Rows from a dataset
◇ ◇ ◇ ◇ ◇ ◇ ◇

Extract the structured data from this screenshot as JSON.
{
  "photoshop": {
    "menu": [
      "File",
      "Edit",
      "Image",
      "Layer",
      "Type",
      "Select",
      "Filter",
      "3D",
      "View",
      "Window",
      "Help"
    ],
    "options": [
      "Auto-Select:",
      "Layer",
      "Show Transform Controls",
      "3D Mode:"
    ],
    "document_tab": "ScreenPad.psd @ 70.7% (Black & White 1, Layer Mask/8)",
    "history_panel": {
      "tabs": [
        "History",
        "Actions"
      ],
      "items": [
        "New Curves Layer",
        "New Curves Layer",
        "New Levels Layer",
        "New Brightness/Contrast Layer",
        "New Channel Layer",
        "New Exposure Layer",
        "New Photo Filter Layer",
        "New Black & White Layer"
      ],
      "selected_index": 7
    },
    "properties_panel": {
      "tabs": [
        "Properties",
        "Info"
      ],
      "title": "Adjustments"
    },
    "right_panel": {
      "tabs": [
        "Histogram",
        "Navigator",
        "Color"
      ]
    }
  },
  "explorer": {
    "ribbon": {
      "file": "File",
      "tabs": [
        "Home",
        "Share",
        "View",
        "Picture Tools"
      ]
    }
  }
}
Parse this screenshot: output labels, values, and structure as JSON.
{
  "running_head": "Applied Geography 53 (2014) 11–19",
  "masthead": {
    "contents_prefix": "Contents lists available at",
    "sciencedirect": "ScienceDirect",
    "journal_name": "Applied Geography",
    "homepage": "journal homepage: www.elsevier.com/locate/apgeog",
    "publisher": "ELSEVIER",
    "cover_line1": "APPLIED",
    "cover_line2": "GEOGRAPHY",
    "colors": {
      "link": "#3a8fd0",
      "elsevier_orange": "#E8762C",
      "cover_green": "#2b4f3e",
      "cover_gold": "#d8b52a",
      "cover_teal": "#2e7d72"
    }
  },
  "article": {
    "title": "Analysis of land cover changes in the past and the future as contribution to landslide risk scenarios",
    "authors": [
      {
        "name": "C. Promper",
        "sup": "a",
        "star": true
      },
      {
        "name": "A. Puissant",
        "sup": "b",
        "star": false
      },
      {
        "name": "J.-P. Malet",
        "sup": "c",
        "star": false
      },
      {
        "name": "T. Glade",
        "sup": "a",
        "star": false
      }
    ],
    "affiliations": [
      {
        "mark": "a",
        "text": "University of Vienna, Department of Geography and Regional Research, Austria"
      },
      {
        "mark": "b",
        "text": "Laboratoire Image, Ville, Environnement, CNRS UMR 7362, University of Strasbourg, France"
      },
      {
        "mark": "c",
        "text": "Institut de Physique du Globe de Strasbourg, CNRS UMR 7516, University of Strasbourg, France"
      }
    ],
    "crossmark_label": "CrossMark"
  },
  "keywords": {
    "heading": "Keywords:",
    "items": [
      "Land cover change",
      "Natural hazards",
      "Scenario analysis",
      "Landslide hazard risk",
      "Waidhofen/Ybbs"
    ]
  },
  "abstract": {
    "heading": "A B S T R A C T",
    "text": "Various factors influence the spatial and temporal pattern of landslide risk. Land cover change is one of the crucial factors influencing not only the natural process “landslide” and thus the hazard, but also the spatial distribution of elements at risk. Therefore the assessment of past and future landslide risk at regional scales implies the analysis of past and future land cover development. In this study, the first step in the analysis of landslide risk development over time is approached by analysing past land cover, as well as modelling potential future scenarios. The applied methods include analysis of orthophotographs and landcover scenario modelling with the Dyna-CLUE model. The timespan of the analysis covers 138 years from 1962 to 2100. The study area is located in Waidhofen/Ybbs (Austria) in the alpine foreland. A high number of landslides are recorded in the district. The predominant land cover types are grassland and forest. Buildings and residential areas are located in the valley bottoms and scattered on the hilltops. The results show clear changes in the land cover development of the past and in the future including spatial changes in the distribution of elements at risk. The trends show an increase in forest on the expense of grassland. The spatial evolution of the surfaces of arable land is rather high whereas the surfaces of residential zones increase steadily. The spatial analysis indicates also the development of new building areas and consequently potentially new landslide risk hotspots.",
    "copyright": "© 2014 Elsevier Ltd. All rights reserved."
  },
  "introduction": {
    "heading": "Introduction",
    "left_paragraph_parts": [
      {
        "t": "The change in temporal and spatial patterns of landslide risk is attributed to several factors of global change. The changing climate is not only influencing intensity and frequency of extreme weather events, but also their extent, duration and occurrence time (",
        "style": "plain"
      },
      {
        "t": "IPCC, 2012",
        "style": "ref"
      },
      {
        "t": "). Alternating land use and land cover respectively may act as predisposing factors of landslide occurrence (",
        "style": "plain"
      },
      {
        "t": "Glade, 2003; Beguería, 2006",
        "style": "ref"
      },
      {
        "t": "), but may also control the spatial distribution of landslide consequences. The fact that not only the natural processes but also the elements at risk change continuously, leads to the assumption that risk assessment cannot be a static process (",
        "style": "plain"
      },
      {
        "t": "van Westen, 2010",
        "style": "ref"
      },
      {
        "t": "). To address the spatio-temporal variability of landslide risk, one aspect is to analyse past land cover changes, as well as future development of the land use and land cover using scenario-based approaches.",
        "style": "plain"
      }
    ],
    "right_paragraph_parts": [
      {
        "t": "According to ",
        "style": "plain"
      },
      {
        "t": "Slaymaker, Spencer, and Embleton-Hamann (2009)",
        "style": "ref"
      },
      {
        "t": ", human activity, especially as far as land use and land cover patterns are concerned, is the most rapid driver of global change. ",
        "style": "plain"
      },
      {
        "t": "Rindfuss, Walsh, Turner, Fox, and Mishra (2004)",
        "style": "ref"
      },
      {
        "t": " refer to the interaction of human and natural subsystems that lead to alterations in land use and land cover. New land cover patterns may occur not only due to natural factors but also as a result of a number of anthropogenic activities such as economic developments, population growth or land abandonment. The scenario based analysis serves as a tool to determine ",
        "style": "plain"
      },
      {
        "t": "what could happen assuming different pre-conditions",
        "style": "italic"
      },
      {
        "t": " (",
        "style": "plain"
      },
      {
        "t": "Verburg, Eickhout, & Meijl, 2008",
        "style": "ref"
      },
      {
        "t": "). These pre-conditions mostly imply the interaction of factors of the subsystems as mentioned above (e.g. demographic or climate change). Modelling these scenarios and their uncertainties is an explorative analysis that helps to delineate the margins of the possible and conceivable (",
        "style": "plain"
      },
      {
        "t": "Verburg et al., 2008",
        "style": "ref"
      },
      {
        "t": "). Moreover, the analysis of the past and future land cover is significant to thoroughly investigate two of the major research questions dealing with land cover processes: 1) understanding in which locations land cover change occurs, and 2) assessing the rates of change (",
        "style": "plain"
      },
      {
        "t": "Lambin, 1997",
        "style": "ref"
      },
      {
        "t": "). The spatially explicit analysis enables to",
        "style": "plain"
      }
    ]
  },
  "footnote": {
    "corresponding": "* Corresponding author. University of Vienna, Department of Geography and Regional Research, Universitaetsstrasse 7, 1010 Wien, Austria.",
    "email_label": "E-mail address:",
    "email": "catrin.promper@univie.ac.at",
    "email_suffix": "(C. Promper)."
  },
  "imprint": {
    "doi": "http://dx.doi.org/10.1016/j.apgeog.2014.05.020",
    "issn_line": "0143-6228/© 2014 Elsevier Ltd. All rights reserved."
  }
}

◇ ◇ ◇ ◇ ◇ ◇ ◇

> _Directive_:
Display every line of the listing that contains the string "France".

> _Written answer_:
        "text": "Laboratoire Image, Ville, Environnement, CNRS UMR 7362, University of Strasbourg, France"
        "text": "Institut de Physique du Globe de Strasbourg, CNRS UMR 7516, University of Strasbourg, France"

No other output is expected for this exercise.